### Material for this task:

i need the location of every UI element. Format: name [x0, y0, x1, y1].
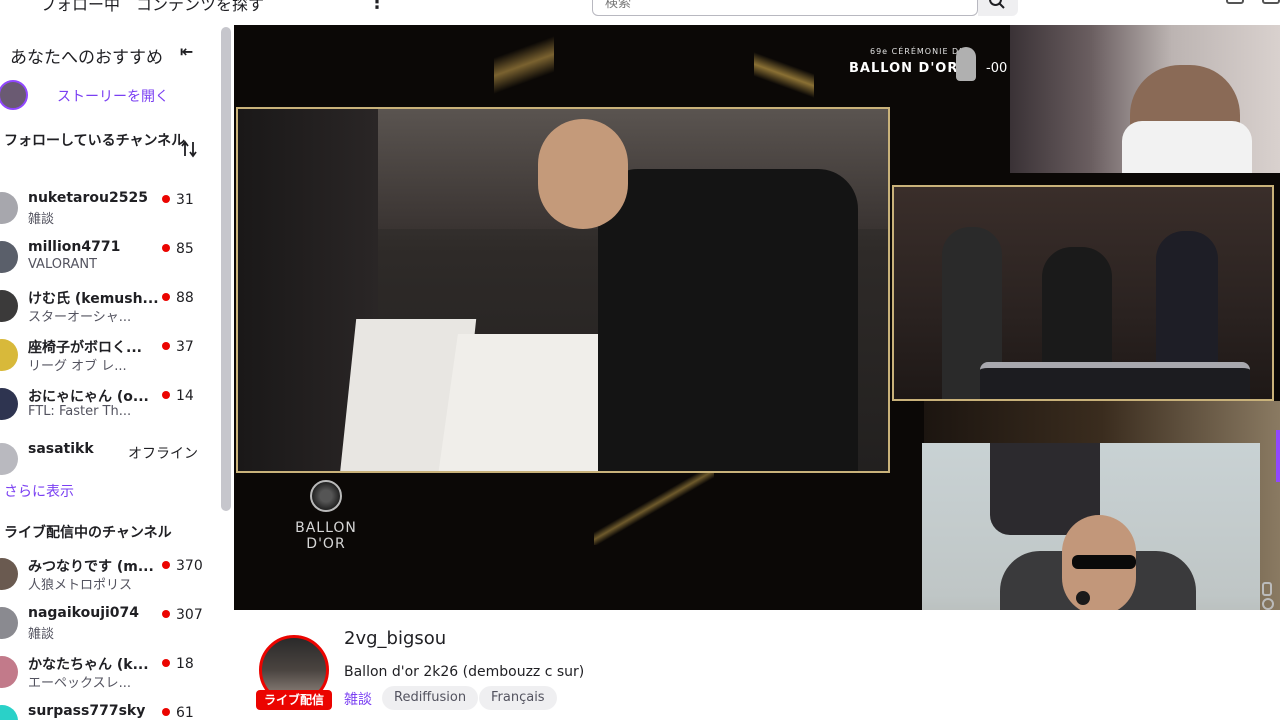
sidebar-channel-item[interactable]: 座椅子がボロく... リーグ オブ レ... 37 — [0, 337, 205, 377]
channel-avatar — [0, 656, 18, 688]
channel-avatar — [0, 705, 18, 720]
viewer-count: 37 — [162, 339, 194, 355]
ball-icon — [310, 480, 342, 512]
channel-avatar — [0, 192, 18, 224]
viewer-count: 370 — [162, 558, 203, 574]
story-avatar[interactable] — [0, 80, 28, 110]
studio-desk — [980, 362, 1250, 399]
ceremony-subtitle: 69e CÉRÉMONIE DU — [870, 47, 967, 56]
sidebar-channel-item[interactable]: おにゃにゃん (o... FTL: Faster Th... 14 — [0, 386, 205, 426]
show-more-link[interactable]: さらに表示 — [4, 481, 74, 501]
streamer-webcam — [922, 443, 1260, 610]
channel-avatar — [0, 388, 18, 420]
broadcast-side-feed — [892, 185, 1274, 401]
search-input[interactable] — [592, 0, 978, 16]
sidebar-channel-item[interactable]: surpass777sky 61 — [0, 703, 205, 720]
sidebar-channel-item[interactable]: けむ氏 (kemush... スターオーシャ... 88 — [0, 288, 205, 328]
channel-avatar — [0, 607, 18, 639]
viewer-count: 307 — [162, 607, 203, 623]
mic-icon[interactable] — [1262, 582, 1272, 596]
player-signing — [598, 169, 858, 471]
stream-category-link[interactable]: 雑談 — [344, 689, 372, 709]
channel-name: おにゃにゃん (o... — [28, 389, 149, 405]
channel-game: VALORANT — [28, 257, 98, 272]
live-channels-title: ライブ配信中のチャンネル — [4, 525, 172, 541]
sidebar-channel-item[interactable]: million4771 VALORANT 85 — [0, 239, 205, 279]
offline-status: オフライン — [128, 446, 198, 462]
stream-title: Ballon d'or 2k26 (dembouzz c sur) — [344, 664, 585, 680]
sidebar-channel-item[interactable]: nagaikouji074 雑談 307 — [0, 605, 205, 645]
viewer-count: 14 — [162, 388, 194, 404]
sidebar-channel-item[interactable]: かなたちゃん (k... エーペックスレ... 18 — [0, 654, 205, 694]
broadcast-main-feed — [236, 107, 890, 473]
sidebar-channel-item[interactable]: nuketarou2525 雑談 31 — [0, 190, 205, 230]
more-menu-icon[interactable]: ⋮ — [368, 0, 386, 13]
broadcast-clock: -00 — [986, 61, 1008, 76]
viewer-count: 85 — [162, 241, 194, 257]
channel-avatar — [0, 558, 18, 590]
channel-name: sasatikk — [28, 441, 94, 457]
open-stories-link[interactable]: ストーリーを開く — [57, 86, 169, 106]
channel-game: 雑談 — [28, 627, 55, 642]
settings-icon[interactable] — [1262, 598, 1274, 610]
channel-name: nuketarou2525 — [28, 190, 148, 206]
top-navigation-bar: フォロー中 コンテンツを探す ⋮ — [0, 0, 1280, 25]
logo-text-line2: D'OR — [306, 536, 346, 552]
channel-name: かなたちゃん (k... — [28, 657, 149, 673]
sidebar-channel-item-offline[interactable]: sasatikk オフライン — [0, 441, 205, 481]
following-channels-title: フォローしているチャンネル — [4, 133, 186, 149]
inbox-icon[interactable] — [1226, 0, 1244, 4]
channel-avatar — [0, 241, 18, 273]
channel-name: surpass777sky — [28, 703, 146, 719]
sidebar-scrollbar[interactable] — [221, 27, 231, 511]
reaction-cam-top — [1010, 25, 1280, 173]
top-nav-links[interactable]: フォロー中 コンテンツを探す — [40, 0, 264, 15]
headset-mic-icon — [1076, 591, 1090, 605]
viewer-count: 88 — [162, 290, 194, 306]
channel-game: 雑談 — [28, 212, 55, 227]
channel-game: スターオーシャ... — [28, 310, 132, 325]
channel-game: FTL: Faster Th... — [28, 404, 132, 419]
video-player[interactable]: BALLON D'OR 69e CÉRÉMONIE DU BALLON D'OR… — [234, 25, 1280, 610]
app-root: フォロー中 コンテンツを探す ⋮ あなたへのおすすめ ⇤ ストーリーを開く フォ… — [0, 0, 1280, 720]
ballon-dor-logo: BALLON D'OR — [290, 480, 362, 552]
logo-text-line1: BALLON — [295, 520, 357, 536]
sidebar: あなたへのおすすめ ⇤ ストーリーを開く フォローしているチャンネル nuket… — [0, 25, 234, 720]
channel-name: けむ氏 (kemush... — [28, 291, 158, 307]
channel-game: 人狼メトロポリス — [28, 578, 133, 593]
stream-info-right — [922, 672, 1280, 720]
chat-toggle-edge[interactable] — [1276, 430, 1280, 482]
channel-avatar — [0, 339, 18, 371]
player-head — [538, 119, 628, 229]
viewer-count: 31 — [162, 192, 194, 208]
ceremony-title: BALLON D'OR — [849, 61, 959, 76]
tag-francais[interactable]: Français — [479, 686, 557, 710]
stream-info-panel: ライブ配信 2vg_bigsou Ballon d'or 2k26 (dembo… — [234, 610, 922, 720]
live-badge: ライブ配信 — [256, 690, 332, 710]
viewer-count: 61 — [162, 705, 194, 720]
search-button[interactable] — [978, 0, 1018, 16]
channel-name: million4771 — [28, 239, 121, 255]
tag-rediffusion[interactable]: Rediffusion — [382, 686, 479, 710]
channel-game: エーペックスレ... — [28, 676, 132, 691]
sort-icon[interactable] — [181, 140, 197, 158]
channel-name: 座椅子がボロく... — [28, 340, 142, 356]
collapse-sidebar-icon[interactable]: ⇤ — [180, 42, 193, 61]
ceremony-overlay: 69e CÉRÉMONIE DU BALLON D'OR -00 — [846, 47, 1016, 87]
viewer-count: 18 — [162, 656, 194, 672]
channel-avatar — [0, 443, 18, 475]
sidebar-channel-item[interactable]: みつなりです (m... 人狼メトロポリス 370 — [0, 556, 205, 596]
sunglasses — [1072, 555, 1136, 569]
stage-light-decoration — [594, 465, 714, 545]
search-icon — [989, 0, 1005, 9]
channel-game: リーグ オブ レ... — [28, 359, 127, 374]
trophy-icon — [956, 47, 976, 81]
channel-avatar — [0, 290, 18, 322]
channel-name: nagaikouji074 — [28, 605, 140, 621]
channel-name: みつなりです (m... — [28, 559, 154, 575]
notifications-icon[interactable] — [1262, 0, 1280, 4]
cam-person-shirt — [1122, 121, 1252, 173]
streamer-name[interactable]: 2vg_bigsou — [344, 628, 446, 649]
recommended-title: あなたへのおすすめ — [10, 48, 163, 68]
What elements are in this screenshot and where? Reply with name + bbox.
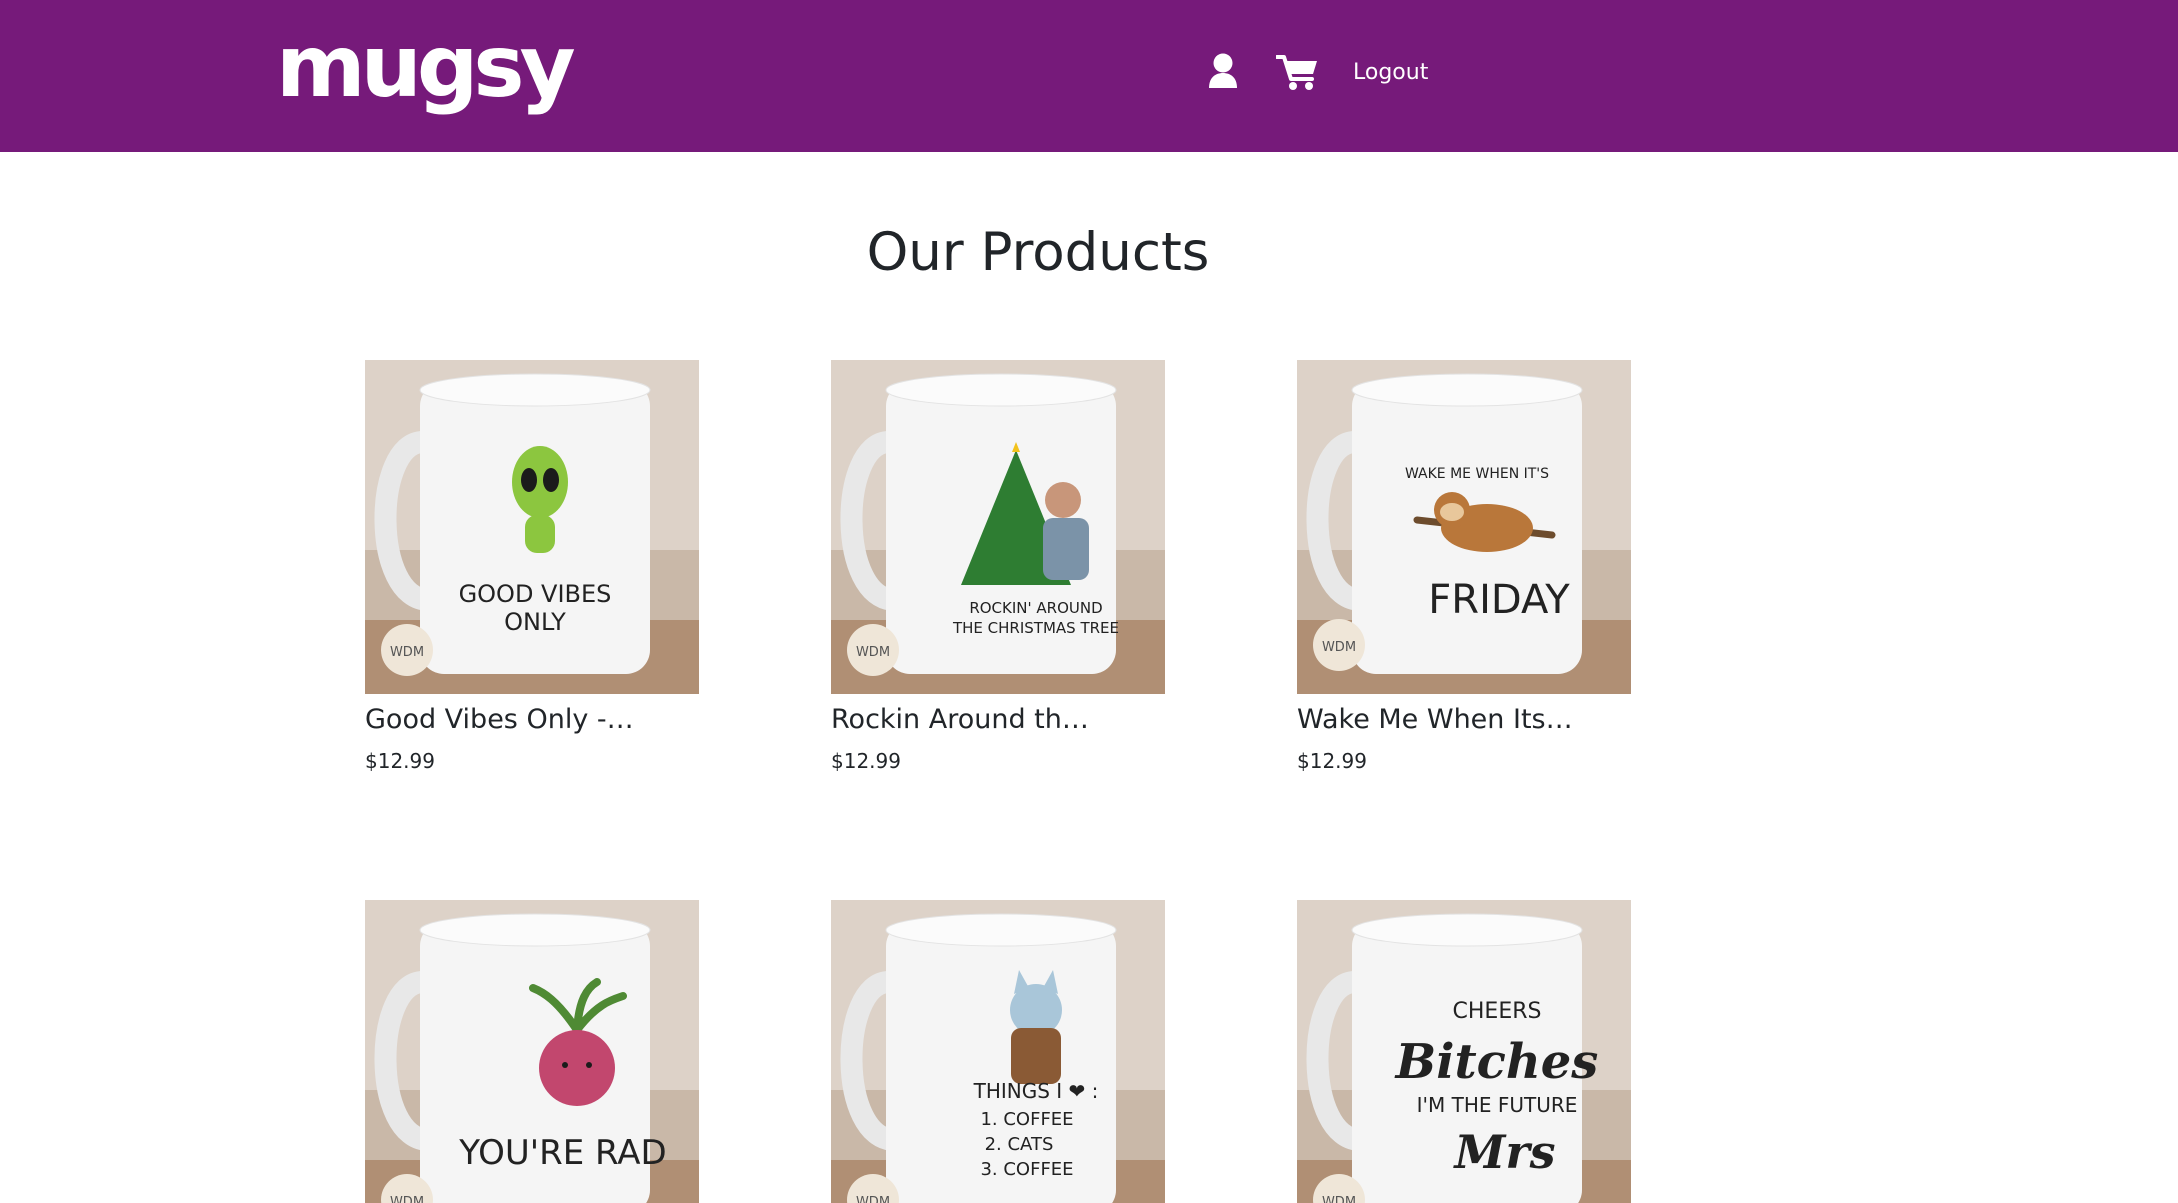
product-price: $12.99	[1297, 749, 1367, 773]
svg-text:mugsy: mugsy	[276, 28, 575, 117]
page-title: Our Products	[866, 222, 1210, 283]
badge-text: WDM	[856, 1195, 890, 1203]
product-design-text: YOU'RE RAD	[458, 1133, 667, 1173]
product-image[interactable]: CHEERS Bitches I'M THE FUTURE Mrs WDM	[1297, 900, 1631, 1203]
svg-text:Bitches: Bitches	[1394, 1034, 1599, 1090]
badge-text: WDM	[390, 1195, 424, 1203]
product-title[interactable]: Wake Me When Its…	[1297, 702, 1631, 738]
product-image[interactable]: WAKE ME WHEN IT'S FRIDAY WDM	[1297, 360, 1631, 694]
svg-text:1. COFFEE: 1. COFFEE	[980, 1109, 1073, 1130]
product-title[interactable]: Rockin Around th…	[831, 702, 1165, 738]
svg-text:Mrs: Mrs	[1452, 1125, 1555, 1179]
user-icon[interactable]	[1208, 52, 1238, 92]
svg-text:2. CATS: 2. CATS	[985, 1134, 1054, 1155]
mugsy-logo[interactable]: mugsy	[276, 28, 600, 118]
product-image[interactable]: ROCKIN' AROUND THE CHRISTMAS TREE WDM	[831, 360, 1165, 694]
product-price: $12.99	[365, 749, 435, 773]
logout-link[interactable]: Logout	[1353, 58, 1428, 88]
svg-text:ONLY: ONLY	[504, 608, 566, 636]
product-price: $12.99	[831, 749, 901, 773]
badge-text: WDM	[1322, 640, 1356, 655]
product-image[interactable]: THINGS I ❤ : 1. COFFEE 2. CATS 3. COFFEE…	[831, 900, 1165, 1203]
shopping-cart-icon[interactable]	[1276, 52, 1320, 92]
top-navbar: mugsy Logout	[0, 0, 2178, 152]
product-design-text: ROCKIN' AROUND	[969, 599, 1102, 617]
svg-text:I'M THE FUTURE: I'M THE FUTURE	[1417, 1093, 1578, 1117]
badge-text: WDM	[390, 645, 424, 660]
svg-text:THE CHRISTMAS TREE: THE CHRISTMAS TREE	[952, 619, 1119, 637]
svg-text:FRIDAY: FRIDAY	[1428, 577, 1570, 623]
product-title[interactable]: Good Vibes Only -…	[365, 702, 699, 738]
svg-text:3. COFFEE: 3. COFFEE	[980, 1159, 1073, 1180]
product-design-text: WAKE ME WHEN IT'S	[1405, 466, 1549, 482]
badge-text: WDM	[856, 645, 890, 660]
badge-text: WDM	[1322, 1195, 1356, 1203]
product-image[interactable]: GOOD VIBES ONLY WDM	[365, 360, 699, 694]
product-design-text: GOOD VIBES	[459, 580, 612, 608]
product-design-text: THINGS I ❤ :	[973, 1079, 1099, 1103]
product-design-text: CHEERS	[1453, 999, 1542, 1024]
product-image[interactable]: YOU'RE RAD WDM	[365, 900, 699, 1203]
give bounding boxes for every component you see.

### What you need to do:
Write out the stretch of records from the line that contains "sidebar-channel-item[interactable]: 座椅子がボロく... リーグ" through the line that contains "ceremony-subtitle: 69e CÉRÉMONIE", including both of those lines.

### The reply:
sidebar-channel-item[interactable]: 座椅子がボロく... リーグ オブ レ... 37 — [0, 337, 205, 377]
channel-avatar — [0, 656, 18, 688]
channel-avatar — [0, 705, 18, 720]
viewer-count: 37 — [162, 339, 194, 355]
ball-icon — [310, 480, 342, 512]
channel-avatar — [0, 192, 18, 224]
viewer-count: 370 — [162, 558, 203, 574]
story-avatar[interactable] — [0, 80, 28, 110]
studio-desk — [980, 362, 1250, 399]
ceremony-subtitle: 69e CÉRÉMONIE DU — [870, 47, 967, 56]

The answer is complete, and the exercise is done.